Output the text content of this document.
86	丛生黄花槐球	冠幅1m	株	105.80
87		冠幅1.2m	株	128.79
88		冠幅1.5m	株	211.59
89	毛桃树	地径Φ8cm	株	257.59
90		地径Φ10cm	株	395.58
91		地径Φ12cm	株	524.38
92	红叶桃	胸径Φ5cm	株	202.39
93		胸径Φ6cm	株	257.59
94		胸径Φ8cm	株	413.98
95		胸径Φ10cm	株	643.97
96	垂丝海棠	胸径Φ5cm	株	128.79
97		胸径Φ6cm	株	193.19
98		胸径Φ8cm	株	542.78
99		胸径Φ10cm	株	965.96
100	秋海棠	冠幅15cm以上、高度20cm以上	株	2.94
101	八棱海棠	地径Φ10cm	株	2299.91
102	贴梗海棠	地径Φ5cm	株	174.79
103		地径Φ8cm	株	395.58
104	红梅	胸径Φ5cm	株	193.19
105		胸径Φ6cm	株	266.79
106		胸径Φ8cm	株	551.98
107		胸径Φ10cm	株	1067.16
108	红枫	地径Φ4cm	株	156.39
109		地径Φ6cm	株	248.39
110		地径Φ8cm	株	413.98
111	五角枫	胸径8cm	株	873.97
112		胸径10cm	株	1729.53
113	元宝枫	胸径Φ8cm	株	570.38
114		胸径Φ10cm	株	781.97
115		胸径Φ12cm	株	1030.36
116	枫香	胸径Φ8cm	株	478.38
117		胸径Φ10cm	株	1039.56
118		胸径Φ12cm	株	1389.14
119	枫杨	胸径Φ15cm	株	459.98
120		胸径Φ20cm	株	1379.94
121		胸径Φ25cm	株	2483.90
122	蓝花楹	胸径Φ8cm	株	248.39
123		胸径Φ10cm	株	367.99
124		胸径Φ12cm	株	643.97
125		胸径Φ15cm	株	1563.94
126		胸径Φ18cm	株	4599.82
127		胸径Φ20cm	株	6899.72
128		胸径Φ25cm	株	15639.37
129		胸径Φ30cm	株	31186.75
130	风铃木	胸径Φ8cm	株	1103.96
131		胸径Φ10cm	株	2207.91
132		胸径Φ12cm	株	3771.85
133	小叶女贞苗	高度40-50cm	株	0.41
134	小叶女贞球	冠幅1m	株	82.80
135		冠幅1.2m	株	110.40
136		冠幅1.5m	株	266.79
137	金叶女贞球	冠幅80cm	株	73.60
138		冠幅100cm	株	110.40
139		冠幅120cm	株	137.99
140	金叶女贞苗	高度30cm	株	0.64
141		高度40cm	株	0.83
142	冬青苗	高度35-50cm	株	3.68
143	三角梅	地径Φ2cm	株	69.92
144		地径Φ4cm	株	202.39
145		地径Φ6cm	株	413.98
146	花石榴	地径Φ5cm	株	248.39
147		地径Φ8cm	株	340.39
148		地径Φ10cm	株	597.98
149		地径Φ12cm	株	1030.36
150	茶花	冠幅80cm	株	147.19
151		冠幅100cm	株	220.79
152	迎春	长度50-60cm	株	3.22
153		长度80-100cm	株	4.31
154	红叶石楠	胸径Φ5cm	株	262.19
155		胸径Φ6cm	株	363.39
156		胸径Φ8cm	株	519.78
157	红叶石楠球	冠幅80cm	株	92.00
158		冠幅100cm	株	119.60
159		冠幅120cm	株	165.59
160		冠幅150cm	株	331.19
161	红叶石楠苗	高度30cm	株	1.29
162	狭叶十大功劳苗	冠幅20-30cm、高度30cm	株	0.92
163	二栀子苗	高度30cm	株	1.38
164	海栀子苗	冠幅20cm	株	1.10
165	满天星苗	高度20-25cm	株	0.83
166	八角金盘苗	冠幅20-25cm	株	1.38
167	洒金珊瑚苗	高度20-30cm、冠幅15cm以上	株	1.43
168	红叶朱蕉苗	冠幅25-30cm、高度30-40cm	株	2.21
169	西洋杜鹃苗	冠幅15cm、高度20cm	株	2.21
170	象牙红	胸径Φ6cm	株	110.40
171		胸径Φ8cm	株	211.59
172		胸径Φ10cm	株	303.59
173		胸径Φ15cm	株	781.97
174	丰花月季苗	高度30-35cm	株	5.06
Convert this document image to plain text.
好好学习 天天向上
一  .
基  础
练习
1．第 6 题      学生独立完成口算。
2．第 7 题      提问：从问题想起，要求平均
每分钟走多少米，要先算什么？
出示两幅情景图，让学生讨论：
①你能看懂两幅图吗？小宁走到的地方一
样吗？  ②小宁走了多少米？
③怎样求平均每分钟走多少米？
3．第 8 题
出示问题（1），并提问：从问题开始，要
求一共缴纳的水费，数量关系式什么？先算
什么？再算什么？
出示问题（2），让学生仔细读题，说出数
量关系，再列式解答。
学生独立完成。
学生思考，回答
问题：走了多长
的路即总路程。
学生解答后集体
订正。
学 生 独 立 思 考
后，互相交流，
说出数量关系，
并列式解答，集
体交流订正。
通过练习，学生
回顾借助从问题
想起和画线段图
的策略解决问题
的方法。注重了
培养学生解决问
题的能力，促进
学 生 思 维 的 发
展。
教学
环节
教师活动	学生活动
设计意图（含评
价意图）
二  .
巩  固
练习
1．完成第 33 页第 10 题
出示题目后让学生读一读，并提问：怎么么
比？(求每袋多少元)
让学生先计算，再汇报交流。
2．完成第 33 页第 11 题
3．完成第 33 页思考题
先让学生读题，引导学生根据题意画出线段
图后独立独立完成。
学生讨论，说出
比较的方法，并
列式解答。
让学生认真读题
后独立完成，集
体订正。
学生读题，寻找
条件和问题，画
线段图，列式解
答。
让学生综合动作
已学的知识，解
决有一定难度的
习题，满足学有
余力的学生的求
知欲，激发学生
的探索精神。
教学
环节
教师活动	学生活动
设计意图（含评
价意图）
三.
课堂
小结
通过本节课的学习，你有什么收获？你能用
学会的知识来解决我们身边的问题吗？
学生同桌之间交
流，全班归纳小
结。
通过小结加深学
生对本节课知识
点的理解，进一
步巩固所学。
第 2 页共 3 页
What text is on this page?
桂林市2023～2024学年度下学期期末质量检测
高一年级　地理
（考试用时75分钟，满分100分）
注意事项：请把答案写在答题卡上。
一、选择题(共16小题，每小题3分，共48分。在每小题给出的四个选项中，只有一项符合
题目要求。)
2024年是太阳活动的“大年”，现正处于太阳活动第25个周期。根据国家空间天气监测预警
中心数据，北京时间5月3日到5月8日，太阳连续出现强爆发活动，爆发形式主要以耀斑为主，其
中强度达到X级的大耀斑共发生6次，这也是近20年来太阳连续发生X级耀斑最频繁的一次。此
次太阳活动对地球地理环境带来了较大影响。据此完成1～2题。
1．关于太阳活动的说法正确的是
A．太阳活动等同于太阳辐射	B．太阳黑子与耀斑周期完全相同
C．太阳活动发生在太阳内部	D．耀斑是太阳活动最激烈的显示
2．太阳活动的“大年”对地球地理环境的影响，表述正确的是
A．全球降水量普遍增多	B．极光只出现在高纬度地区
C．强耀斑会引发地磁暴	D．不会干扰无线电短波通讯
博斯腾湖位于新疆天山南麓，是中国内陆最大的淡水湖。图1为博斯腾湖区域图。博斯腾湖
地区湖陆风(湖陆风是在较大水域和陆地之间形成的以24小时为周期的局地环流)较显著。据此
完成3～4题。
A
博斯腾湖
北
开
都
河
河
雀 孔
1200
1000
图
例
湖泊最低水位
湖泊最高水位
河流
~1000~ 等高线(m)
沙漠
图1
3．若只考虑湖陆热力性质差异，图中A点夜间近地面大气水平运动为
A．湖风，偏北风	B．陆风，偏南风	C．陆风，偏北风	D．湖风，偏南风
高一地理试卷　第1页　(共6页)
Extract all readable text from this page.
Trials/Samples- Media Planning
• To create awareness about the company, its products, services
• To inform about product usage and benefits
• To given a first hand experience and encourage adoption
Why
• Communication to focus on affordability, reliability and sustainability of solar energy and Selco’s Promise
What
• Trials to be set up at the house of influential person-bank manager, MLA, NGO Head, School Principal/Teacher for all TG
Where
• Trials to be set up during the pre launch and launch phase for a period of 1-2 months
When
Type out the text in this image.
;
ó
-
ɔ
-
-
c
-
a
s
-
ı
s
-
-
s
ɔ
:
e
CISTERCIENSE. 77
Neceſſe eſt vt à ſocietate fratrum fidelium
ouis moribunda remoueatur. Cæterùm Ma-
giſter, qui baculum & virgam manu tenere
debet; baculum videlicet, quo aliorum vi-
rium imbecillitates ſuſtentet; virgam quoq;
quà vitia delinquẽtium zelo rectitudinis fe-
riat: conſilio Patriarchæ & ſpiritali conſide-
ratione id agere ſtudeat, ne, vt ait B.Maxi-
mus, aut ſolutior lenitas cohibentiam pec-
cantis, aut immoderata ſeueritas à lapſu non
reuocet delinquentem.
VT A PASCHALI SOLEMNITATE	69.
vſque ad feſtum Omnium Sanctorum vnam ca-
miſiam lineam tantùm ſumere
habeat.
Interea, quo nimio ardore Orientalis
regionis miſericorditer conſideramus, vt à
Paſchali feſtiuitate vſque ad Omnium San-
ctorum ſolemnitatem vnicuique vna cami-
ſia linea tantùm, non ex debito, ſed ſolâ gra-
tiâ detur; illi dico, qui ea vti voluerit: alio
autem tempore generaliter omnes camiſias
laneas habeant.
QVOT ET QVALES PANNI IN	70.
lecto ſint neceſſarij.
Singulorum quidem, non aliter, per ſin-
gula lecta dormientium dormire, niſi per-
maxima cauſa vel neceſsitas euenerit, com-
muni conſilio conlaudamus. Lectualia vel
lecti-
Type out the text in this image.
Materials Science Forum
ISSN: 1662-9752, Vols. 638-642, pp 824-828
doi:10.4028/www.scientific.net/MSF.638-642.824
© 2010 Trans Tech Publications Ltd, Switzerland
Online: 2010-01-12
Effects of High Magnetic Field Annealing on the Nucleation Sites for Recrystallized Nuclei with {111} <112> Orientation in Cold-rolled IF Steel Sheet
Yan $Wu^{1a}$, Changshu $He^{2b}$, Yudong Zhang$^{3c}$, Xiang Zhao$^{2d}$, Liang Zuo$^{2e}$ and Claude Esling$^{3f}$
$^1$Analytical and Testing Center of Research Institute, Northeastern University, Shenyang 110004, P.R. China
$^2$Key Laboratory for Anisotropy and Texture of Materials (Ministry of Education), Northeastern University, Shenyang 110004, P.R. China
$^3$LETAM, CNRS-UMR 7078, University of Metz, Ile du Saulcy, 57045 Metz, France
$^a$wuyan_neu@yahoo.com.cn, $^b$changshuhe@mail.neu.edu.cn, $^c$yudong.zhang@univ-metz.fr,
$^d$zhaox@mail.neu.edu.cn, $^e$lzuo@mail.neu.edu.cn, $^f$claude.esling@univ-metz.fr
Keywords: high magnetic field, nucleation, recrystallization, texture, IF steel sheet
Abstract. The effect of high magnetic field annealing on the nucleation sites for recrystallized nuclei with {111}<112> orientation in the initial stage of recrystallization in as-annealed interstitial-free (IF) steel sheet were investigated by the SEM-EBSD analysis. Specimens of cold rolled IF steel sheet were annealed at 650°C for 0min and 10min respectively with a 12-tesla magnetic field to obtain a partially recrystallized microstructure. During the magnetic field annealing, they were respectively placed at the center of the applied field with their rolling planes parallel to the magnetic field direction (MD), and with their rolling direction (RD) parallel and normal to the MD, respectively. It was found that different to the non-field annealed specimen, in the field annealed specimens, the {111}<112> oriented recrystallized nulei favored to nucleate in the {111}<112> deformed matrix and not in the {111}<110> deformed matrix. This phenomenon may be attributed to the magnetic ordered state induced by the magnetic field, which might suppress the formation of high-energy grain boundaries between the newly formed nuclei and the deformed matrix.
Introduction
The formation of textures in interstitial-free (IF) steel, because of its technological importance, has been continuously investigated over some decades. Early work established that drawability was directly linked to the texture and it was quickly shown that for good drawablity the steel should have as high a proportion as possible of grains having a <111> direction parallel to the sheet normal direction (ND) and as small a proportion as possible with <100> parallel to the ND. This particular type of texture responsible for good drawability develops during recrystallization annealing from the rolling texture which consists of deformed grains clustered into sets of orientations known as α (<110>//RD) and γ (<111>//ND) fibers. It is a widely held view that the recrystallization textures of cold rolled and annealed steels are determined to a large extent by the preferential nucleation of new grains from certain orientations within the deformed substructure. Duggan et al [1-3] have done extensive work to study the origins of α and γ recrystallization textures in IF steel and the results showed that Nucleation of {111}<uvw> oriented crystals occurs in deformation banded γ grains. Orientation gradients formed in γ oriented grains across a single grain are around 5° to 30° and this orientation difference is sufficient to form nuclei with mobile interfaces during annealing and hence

● ● ● ●

Leave out every line without the string "Omnium" and copy the rest.

> _The solution_:
vſque ad feſtum Omnium Sanctorum vnam ca-
Paſchali feſtiuitate vſque ad Omnium San-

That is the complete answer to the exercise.